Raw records
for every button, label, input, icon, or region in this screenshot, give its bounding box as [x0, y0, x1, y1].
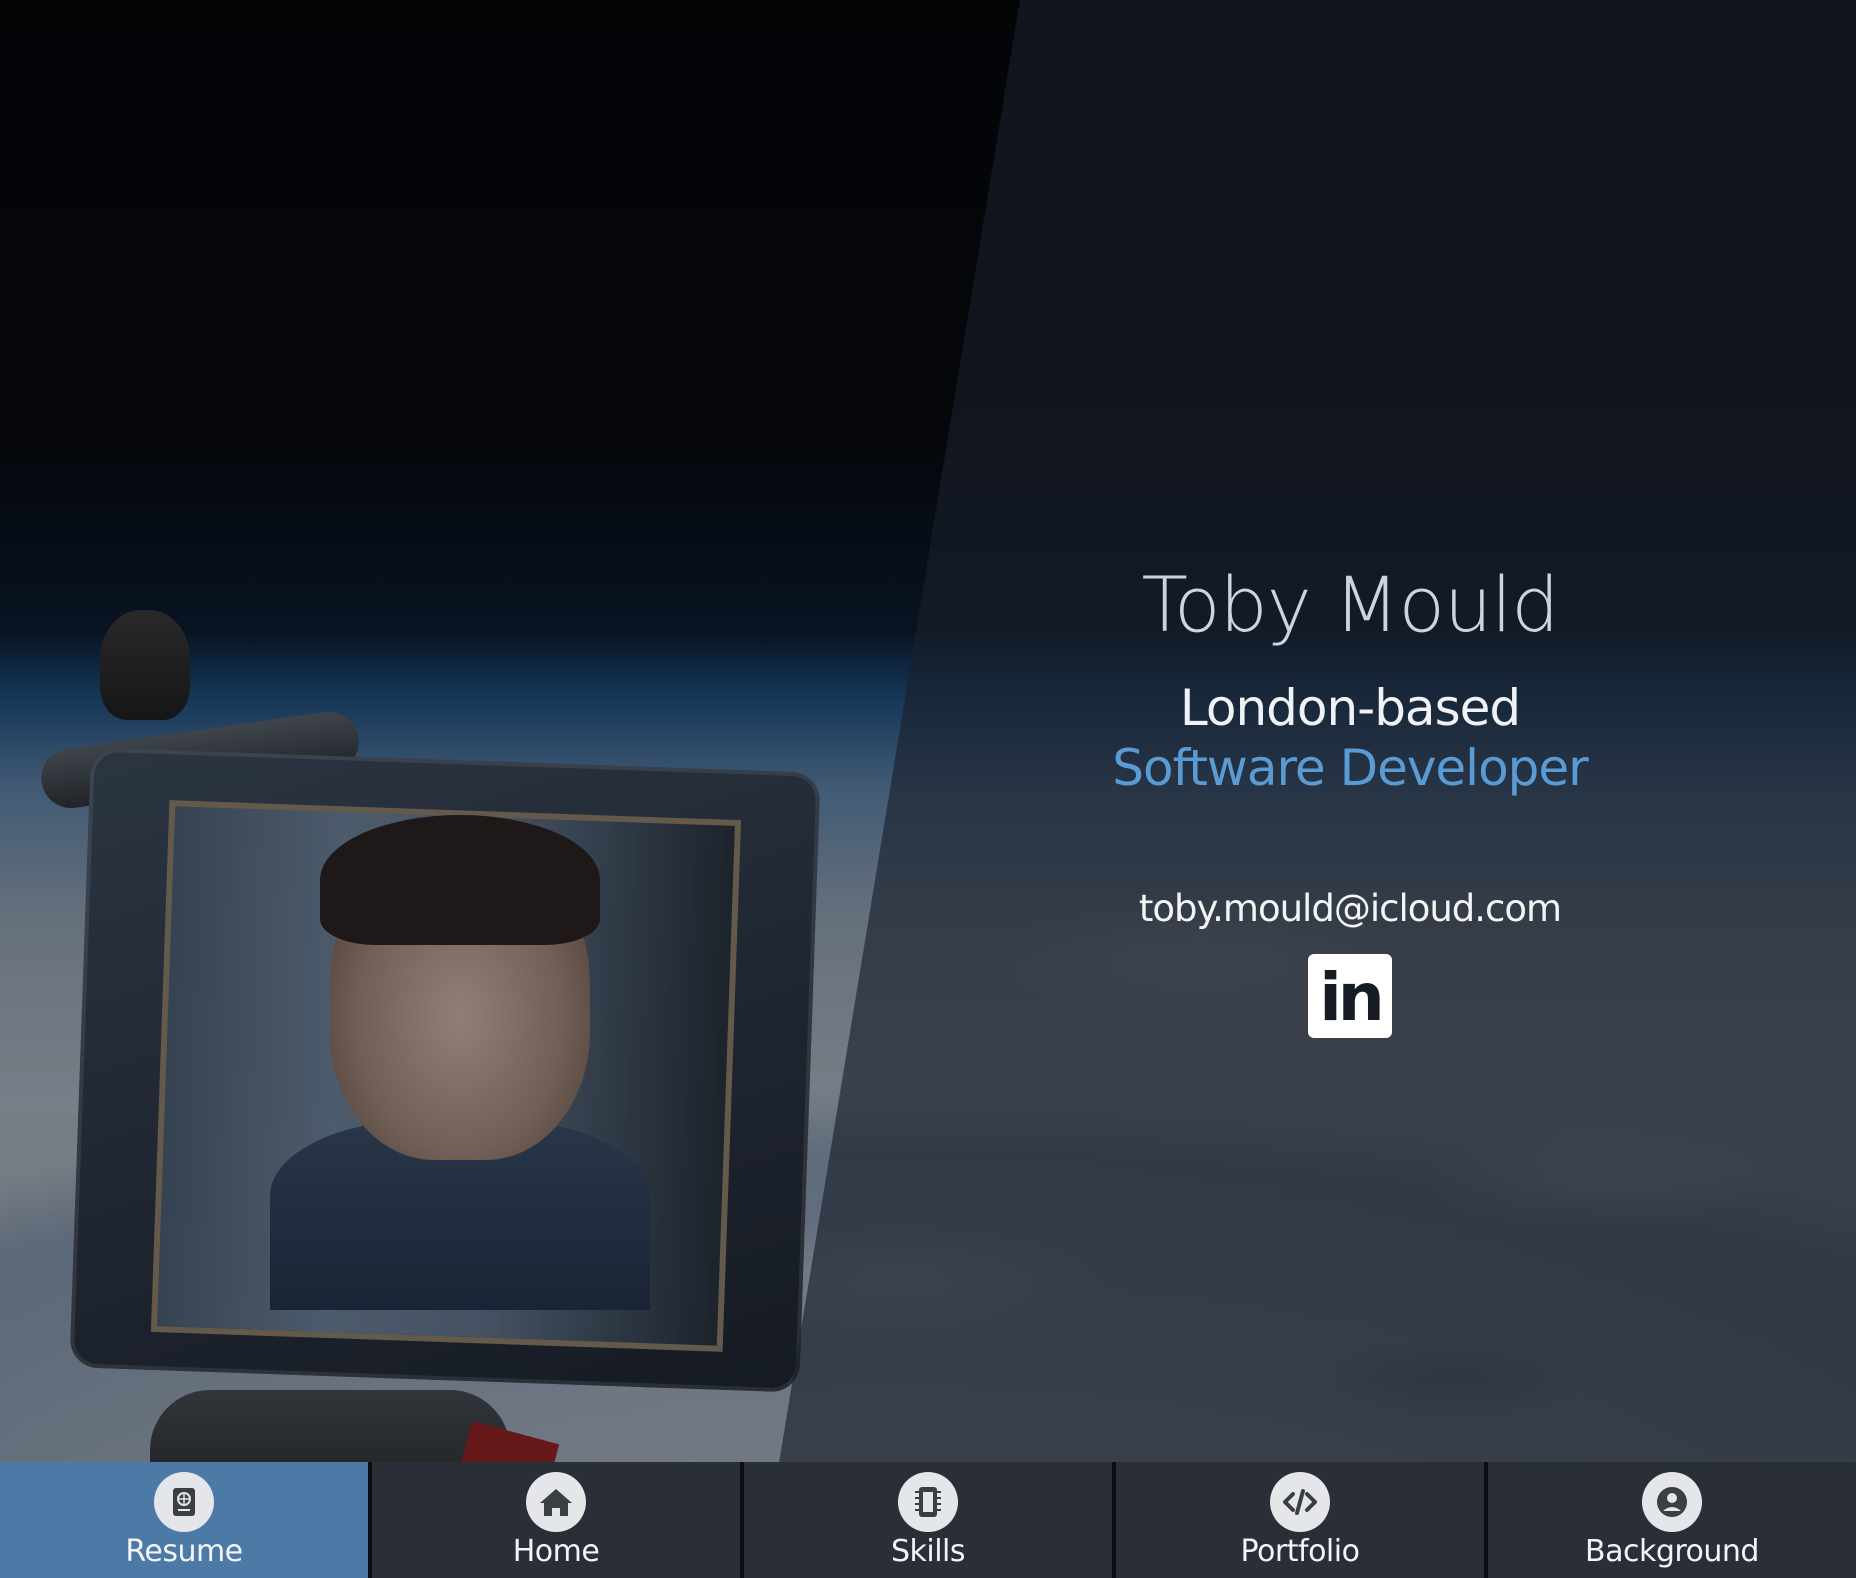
user-circle-icon — [1642, 1472, 1702, 1532]
profile-role: Software Developer — [1112, 739, 1588, 797]
linkedin-logo-text: in — [1319, 959, 1385, 1036]
nav-label-resume: Resume — [125, 1534, 243, 1569]
profile-name: Toby Mould — [1141, 560, 1560, 649]
nav-label-home: Home — [512, 1534, 600, 1569]
bottom-nav: Resume Home Skills Portfolio Background — [0, 1462, 1856, 1578]
nav-item-home[interactable]: Home — [368, 1462, 740, 1578]
home-icon — [526, 1472, 586, 1532]
nav-item-resume[interactable]: Resume — [0, 1462, 368, 1578]
resume-icon — [154, 1472, 214, 1532]
profile-card: Toby Mould London-based Software Develop… — [1050, 560, 1650, 1038]
nav-item-skills[interactable]: Skills — [740, 1462, 1112, 1578]
nav-label-skills: Skills — [890, 1534, 966, 1569]
email-link[interactable]: toby.mould@icloud.com — [1139, 887, 1562, 930]
page: Toby Mould London-based Software Develop… — [0, 0, 1856, 1578]
nav-label-background: Background — [1585, 1534, 1759, 1569]
nav-label-portfolio: Portfolio — [1240, 1534, 1360, 1569]
code-icon — [1270, 1472, 1330, 1532]
nav-item-background[interactable]: Background — [1484, 1462, 1856, 1578]
nav-item-portfolio[interactable]: Portfolio — [1112, 1462, 1484, 1578]
profile-location: London-based — [1179, 679, 1521, 737]
linkedin-icon[interactable]: in — [1308, 954, 1392, 1038]
chip-icon — [898, 1472, 958, 1532]
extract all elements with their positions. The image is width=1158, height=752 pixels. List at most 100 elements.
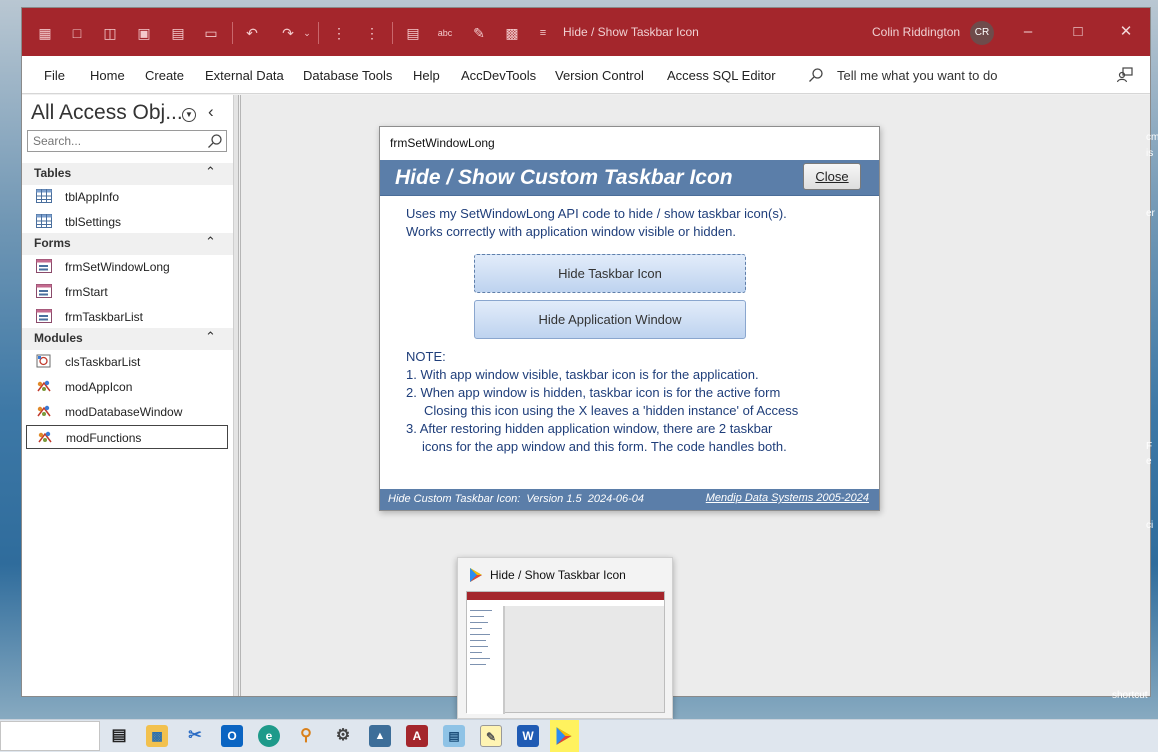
nav-search-input[interactable]: [28, 131, 198, 151]
feedback-icon[interactable]: [1116, 66, 1134, 84]
format-painter-icon[interactable]: ✎: [470, 24, 488, 42]
description-line-2: Works correctly with application window …: [406, 224, 736, 239]
menu-create[interactable]: Create: [145, 68, 184, 83]
chevron-up-icon: ⌃: [205, 164, 216, 179]
pin-icon[interactable]: ⋮: [330, 24, 348, 42]
nav-pane-title[interactable]: All Access Obj...: [31, 101, 183, 125]
form-window: frmSetWindowLong Hide / Show Custom Task…: [379, 126, 880, 511]
class-module-icon: [36, 354, 51, 368]
thumbnail-title: Hide / Show Taskbar Icon: [490, 568, 626, 582]
company-link[interactable]: Mendip Data Systems 2005-2024: [706, 492, 869, 504]
redo-dropdown-icon[interactable]: ⌄: [298, 24, 316, 42]
taskbar-thumbnail-preview[interactable]: Hide / Show Taskbar Icon: [457, 557, 673, 719]
nav-item-modappicon[interactable]: modAppIcon: [26, 375, 228, 399]
nav-dropdown-icon[interactable]: ▼: [182, 108, 196, 122]
play-app-icon[interactable]: [554, 726, 574, 746]
nav-item-moddatabasewindow[interactable]: modDatabaseWindow: [26, 400, 228, 424]
search-icon[interactable]: [207, 133, 223, 149]
user-name: Colin Riddington: [872, 25, 961, 39]
play-app-icon: [470, 568, 482, 582]
snipping-tool-icon[interactable]: ✂: [184, 725, 206, 747]
access-icon[interactable]: A: [406, 725, 428, 747]
nav-item-tblsettings[interactable]: tblSettings: [26, 210, 228, 234]
title-bar: ▦ □ ◫ ▣ ▤ ▭ ↶ ↷ ⌄ ⋮ ⋮ ▤ abc ✎ ▩ ≡ Hide /…: [22, 8, 1150, 56]
save-icon[interactable]: ▣: [135, 24, 153, 42]
redo-icon[interactable]: ↷: [279, 24, 297, 42]
unpin-icon[interactable]: ⋮: [363, 24, 381, 42]
table-icon: [36, 189, 52, 203]
new-file-icon[interactable]: □: [68, 24, 86, 42]
menu-external-data[interactable]: External Data: [205, 68, 284, 83]
chevron-up-icon: ⌃: [205, 329, 216, 344]
edge-icon[interactable]: e: [258, 725, 280, 747]
notes-icon[interactable]: ✎: [480, 725, 502, 747]
menu-home[interactable]: Home: [90, 68, 125, 83]
module-icon: [37, 380, 51, 392]
desktop-label-fragment: shortcut: [1112, 690, 1148, 701]
nav-splitter[interactable]: [234, 95, 239, 696]
nav-item-tblappinfo[interactable]: tblAppInfo: [26, 185, 228, 209]
undo-icon[interactable]: ↶: [243, 24, 261, 42]
note-3-continued: icons for the app window and this form. …: [422, 439, 787, 454]
menu-version-control[interactable]: Version Control: [555, 68, 644, 83]
save-as-icon[interactable]: ▤: [169, 24, 187, 42]
hide-taskbar-icon-button[interactable]: Hide Taskbar Icon: [474, 254, 746, 293]
windows-taskbar: ▤ ▩ ✂ O e ⚲ ⚙ ▲ A ▤ ✎ W: [0, 719, 1158, 752]
customize-toolbar-icon[interactable]: ≡: [534, 24, 552, 42]
outlook-icon[interactable]: O: [221, 725, 243, 747]
group-modules[interactable]: Modules ⌃: [22, 328, 233, 350]
form-icon: [36, 259, 52, 273]
description-line-1: Uses my SetWindowLong API code to hide /…: [406, 206, 787, 221]
settings-icon[interactable]: ⚙: [332, 725, 354, 747]
search-tool-icon[interactable]: ⚲: [295, 725, 317, 747]
minimize-icon[interactable]: –: [1019, 22, 1037, 42]
nav-item-frmstart[interactable]: frmStart: [26, 280, 228, 304]
desktop-label-fragment: F: [1146, 441, 1153, 452]
menu-database-tools[interactable]: Database Tools: [303, 68, 392, 83]
form-heading: Hide / Show Custom Taskbar Icon: [395, 166, 733, 189]
spelling-icon[interactable]: abc: [436, 24, 454, 42]
file-explorer-icon[interactable]: ▩: [146, 725, 168, 747]
thumbnail-image: [466, 591, 665, 714]
close-button[interactable]: Close: [803, 163, 861, 190]
nav-item-clstaskbarlist[interactable]: clsTaskbarList: [26, 350, 228, 374]
maximize-icon[interactable]: □: [1069, 22, 1087, 42]
desktop-label-fragment: e: [1146, 456, 1152, 467]
menu-access-sql-editor[interactable]: Access SQL Editor: [667, 68, 776, 83]
tell-me-search[interactable]: Tell me what you want to do: [837, 68, 997, 83]
notepad-icon[interactable]: ▤: [443, 725, 465, 747]
word-icon[interactable]: W: [517, 725, 539, 747]
hide-application-window-button[interactable]: Hide Application Window: [474, 300, 746, 339]
form-icon: [36, 309, 52, 323]
nav-search-box: [27, 130, 227, 152]
table-icon: [36, 214, 52, 228]
nav-item-frmtaskbarlist[interactable]: frmTaskbarList: [26, 305, 228, 329]
form-footer: Hide Custom Taskbar Icon: Version 1.5 20…: [380, 489, 879, 510]
nav-item-modfunctions[interactable]: modFunctions: [26, 425, 228, 449]
group-tables[interactable]: Tables ⌃: [22, 163, 233, 185]
nav-item-frmsetwindowlong[interactable]: frmSetWindowLong: [26, 255, 228, 279]
collapse-pane-icon[interactable]: ‹: [208, 102, 214, 122]
chevron-up-icon: ⌃: [205, 234, 216, 249]
resource-monitor-icon[interactable]: ▲: [369, 725, 391, 747]
module-icon: [38, 431, 52, 443]
search-icon[interactable]: [808, 67, 824, 83]
close-window-icon[interactable]: ✕: [1117, 22, 1135, 42]
menu-help[interactable]: Help: [413, 68, 440, 83]
taskbar-search-box[interactable]: [0, 721, 100, 751]
folder-icon[interactable]: ▭: [202, 24, 220, 42]
navigation-pane: All Access Obj... ▼ ‹ Tables ⌃ tblAppInf…: [22, 95, 234, 696]
note-1: 1. With app window visible, taskbar icon…: [406, 367, 759, 382]
report-icon[interactable]: ▩: [503, 24, 521, 42]
document-icon[interactable]: ▤: [404, 24, 422, 42]
open-folder-icon[interactable]: ◫: [101, 24, 119, 42]
module-icon: [37, 405, 51, 417]
desktop-label-fragment: is: [1146, 148, 1154, 159]
note-2: 2. When app window is hidden, taskbar ic…: [406, 385, 781, 400]
menu-accdevtools[interactable]: AccDevTools: [461, 68, 536, 83]
group-forms[interactable]: Forms ⌃: [22, 233, 233, 255]
task-view-icon[interactable]: ▤: [108, 725, 130, 747]
window-title: Hide / Show Taskbar Icon: [563, 25, 699, 39]
menu-file[interactable]: File: [44, 68, 65, 83]
avatar[interactable]: CR: [970, 21, 994, 45]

### WHAT TO DO
Repeat every line from the one containing "nav-search-input[interactable]: [28, 131, 198, 151]" down to the one containing "nav-pane-title[interactable]: All Access", including both of those lines.

### COMPLETE RESPONSE
nav-search-input[interactable]: [28, 131, 198, 151]
feedback-icon[interactable]: [1116, 66, 1134, 84]
format-painter-icon[interactable]: ✎: [470, 24, 488, 42]
description-line-2: Works correctly with application window …: [406, 224, 736, 239]
menu-create[interactable]: Create: [145, 68, 184, 83]
chevron-up-icon: ⌃: [205, 164, 216, 179]
pin-icon[interactable]: ⋮: [330, 24, 348, 42]
nav-pane-title[interactable]: All Access Obj...: [31, 101, 183, 125]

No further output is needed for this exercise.